Report, word for word, every line of the material that contains "Çevirici".
Start of ENTRIES PROVIDED
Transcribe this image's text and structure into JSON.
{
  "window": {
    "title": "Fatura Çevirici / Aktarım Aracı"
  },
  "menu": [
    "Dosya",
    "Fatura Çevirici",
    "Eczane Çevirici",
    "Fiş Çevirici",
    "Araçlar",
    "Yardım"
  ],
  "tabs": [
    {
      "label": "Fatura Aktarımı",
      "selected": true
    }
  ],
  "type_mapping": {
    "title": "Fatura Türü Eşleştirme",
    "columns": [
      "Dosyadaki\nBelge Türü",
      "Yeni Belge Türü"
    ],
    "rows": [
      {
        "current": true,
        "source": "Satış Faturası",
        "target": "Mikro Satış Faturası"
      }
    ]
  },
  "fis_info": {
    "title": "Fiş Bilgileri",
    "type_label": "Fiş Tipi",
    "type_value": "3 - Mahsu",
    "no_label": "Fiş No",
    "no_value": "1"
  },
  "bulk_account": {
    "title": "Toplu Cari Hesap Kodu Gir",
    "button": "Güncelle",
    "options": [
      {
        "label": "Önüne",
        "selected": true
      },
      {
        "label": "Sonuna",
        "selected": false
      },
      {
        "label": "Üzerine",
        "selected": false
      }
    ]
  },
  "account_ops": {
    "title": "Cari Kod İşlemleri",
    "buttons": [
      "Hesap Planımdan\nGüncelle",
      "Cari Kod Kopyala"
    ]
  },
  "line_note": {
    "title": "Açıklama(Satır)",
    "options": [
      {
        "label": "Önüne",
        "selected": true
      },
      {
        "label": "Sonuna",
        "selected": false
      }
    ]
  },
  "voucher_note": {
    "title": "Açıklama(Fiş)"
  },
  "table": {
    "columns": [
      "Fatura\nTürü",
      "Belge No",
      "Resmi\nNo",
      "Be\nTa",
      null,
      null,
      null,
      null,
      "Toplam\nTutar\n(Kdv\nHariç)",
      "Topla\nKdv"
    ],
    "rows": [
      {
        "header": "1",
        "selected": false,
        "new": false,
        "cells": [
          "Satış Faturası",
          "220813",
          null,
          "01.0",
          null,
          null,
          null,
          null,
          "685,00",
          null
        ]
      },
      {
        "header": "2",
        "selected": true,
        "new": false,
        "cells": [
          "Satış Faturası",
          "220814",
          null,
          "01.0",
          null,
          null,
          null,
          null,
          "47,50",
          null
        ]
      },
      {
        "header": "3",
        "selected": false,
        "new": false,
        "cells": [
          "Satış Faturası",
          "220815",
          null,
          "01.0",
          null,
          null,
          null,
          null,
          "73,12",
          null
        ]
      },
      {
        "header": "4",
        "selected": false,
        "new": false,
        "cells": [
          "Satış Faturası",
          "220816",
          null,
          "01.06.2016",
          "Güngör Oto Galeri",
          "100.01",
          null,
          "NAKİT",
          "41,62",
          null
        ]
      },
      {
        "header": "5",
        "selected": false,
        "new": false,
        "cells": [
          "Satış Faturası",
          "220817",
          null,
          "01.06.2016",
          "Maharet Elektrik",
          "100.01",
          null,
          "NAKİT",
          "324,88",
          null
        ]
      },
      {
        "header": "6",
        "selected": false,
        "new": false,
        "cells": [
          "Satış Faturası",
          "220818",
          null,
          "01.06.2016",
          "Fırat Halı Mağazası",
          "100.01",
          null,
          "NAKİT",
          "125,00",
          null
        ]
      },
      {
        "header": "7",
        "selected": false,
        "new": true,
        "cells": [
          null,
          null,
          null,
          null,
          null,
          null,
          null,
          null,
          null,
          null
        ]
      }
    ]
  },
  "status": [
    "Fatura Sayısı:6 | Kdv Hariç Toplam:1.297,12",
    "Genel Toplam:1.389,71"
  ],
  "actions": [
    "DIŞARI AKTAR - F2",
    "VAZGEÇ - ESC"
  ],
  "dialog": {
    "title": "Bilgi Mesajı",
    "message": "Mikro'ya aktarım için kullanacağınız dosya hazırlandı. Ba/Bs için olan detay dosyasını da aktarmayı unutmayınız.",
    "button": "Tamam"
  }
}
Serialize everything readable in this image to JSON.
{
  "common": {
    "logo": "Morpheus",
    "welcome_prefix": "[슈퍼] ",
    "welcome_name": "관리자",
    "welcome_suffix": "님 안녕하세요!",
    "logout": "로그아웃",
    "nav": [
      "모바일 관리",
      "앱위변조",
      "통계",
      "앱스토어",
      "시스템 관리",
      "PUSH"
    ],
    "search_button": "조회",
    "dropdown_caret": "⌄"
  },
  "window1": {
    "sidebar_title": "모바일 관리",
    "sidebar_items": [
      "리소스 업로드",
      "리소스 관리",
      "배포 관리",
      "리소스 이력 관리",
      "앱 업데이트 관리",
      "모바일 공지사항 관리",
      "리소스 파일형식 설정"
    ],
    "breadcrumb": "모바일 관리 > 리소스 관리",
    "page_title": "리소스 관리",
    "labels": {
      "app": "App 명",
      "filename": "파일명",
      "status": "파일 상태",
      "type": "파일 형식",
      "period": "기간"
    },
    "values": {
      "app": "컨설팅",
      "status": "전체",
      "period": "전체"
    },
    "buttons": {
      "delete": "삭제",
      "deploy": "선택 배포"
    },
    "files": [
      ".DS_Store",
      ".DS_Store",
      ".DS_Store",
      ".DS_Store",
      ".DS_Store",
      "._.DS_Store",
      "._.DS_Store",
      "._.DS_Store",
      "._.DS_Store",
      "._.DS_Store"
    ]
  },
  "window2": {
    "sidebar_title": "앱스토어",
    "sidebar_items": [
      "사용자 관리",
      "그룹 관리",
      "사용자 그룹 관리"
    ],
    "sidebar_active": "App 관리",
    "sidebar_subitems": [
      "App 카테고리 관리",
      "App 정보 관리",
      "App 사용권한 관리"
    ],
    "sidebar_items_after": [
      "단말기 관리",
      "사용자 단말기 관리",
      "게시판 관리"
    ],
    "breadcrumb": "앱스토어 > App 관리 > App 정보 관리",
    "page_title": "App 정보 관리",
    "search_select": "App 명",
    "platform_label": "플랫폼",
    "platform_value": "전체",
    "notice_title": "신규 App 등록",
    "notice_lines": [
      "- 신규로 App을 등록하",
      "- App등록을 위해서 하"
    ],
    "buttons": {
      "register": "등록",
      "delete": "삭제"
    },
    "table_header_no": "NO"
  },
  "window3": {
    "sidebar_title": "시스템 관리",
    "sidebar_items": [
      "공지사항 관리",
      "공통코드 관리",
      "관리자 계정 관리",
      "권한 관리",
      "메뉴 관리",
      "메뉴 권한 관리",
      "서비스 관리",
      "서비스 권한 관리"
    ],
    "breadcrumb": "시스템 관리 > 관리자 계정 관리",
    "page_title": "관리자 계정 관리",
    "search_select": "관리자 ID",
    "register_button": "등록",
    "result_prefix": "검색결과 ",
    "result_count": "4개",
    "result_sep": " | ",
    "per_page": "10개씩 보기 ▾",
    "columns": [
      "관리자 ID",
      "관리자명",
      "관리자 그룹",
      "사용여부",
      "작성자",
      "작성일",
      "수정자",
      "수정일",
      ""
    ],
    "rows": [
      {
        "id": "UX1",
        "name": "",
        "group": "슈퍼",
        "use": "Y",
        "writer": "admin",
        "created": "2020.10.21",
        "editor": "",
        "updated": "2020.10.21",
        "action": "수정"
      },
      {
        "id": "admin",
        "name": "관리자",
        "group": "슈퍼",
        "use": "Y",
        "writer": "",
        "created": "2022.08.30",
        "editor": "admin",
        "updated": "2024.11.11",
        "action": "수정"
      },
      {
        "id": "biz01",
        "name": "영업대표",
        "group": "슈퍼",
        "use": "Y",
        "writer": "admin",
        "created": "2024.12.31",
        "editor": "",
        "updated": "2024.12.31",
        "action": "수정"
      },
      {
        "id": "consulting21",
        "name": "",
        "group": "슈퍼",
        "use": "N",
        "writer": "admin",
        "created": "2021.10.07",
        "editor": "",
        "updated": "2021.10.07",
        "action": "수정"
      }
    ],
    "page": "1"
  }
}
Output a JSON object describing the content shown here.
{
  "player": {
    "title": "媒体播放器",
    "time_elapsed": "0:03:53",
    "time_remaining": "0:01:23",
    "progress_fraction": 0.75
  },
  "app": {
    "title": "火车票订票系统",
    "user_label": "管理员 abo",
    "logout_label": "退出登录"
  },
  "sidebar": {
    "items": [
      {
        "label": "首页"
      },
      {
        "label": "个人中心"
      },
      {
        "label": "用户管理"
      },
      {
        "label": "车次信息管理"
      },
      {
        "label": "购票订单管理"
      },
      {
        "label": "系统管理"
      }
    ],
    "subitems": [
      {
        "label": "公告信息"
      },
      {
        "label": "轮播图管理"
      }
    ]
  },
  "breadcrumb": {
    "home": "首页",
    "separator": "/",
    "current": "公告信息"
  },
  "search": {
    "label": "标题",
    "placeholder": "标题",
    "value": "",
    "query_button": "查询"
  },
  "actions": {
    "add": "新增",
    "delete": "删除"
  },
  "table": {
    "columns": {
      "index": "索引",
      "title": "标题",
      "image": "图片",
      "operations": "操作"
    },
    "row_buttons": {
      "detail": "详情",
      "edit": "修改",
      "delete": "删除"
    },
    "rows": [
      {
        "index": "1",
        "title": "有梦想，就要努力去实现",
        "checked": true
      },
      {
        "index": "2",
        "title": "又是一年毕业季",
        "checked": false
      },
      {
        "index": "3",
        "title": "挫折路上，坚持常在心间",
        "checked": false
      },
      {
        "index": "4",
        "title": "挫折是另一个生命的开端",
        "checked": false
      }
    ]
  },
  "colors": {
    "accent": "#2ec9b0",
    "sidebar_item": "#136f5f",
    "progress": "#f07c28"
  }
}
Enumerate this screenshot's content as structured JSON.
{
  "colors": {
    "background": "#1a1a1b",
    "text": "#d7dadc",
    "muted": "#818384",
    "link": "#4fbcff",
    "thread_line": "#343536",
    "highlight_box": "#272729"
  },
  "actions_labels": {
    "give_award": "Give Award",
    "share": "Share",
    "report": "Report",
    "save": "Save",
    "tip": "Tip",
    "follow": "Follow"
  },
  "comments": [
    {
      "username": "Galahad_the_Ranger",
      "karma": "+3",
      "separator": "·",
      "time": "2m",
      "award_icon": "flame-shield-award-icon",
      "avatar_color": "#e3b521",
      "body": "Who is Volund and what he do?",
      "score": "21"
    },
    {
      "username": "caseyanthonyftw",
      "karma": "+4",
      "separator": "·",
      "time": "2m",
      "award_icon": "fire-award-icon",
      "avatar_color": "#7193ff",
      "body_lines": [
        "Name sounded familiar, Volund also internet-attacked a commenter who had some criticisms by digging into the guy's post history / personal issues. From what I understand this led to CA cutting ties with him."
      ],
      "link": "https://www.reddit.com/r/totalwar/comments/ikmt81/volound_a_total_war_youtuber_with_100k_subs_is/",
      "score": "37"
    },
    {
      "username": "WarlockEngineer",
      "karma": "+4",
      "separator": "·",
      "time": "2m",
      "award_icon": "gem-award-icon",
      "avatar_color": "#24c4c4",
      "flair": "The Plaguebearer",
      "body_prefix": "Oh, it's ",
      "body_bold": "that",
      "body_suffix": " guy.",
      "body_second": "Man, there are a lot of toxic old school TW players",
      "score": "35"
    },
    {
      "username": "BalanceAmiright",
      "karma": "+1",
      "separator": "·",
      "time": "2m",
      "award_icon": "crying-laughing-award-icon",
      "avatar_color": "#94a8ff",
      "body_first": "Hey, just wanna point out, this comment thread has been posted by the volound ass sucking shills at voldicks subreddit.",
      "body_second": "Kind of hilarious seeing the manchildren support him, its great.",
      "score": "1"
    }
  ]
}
End of ENTRIES PROVIDED
_OUTPUT FOR THIS EXERCISE:_
    "title": "Fatura Çevirici / Aktarım Aracı"
    "Fatura Çevirici",
    "Eczane Çevirici",
    "Fiş Çevirici",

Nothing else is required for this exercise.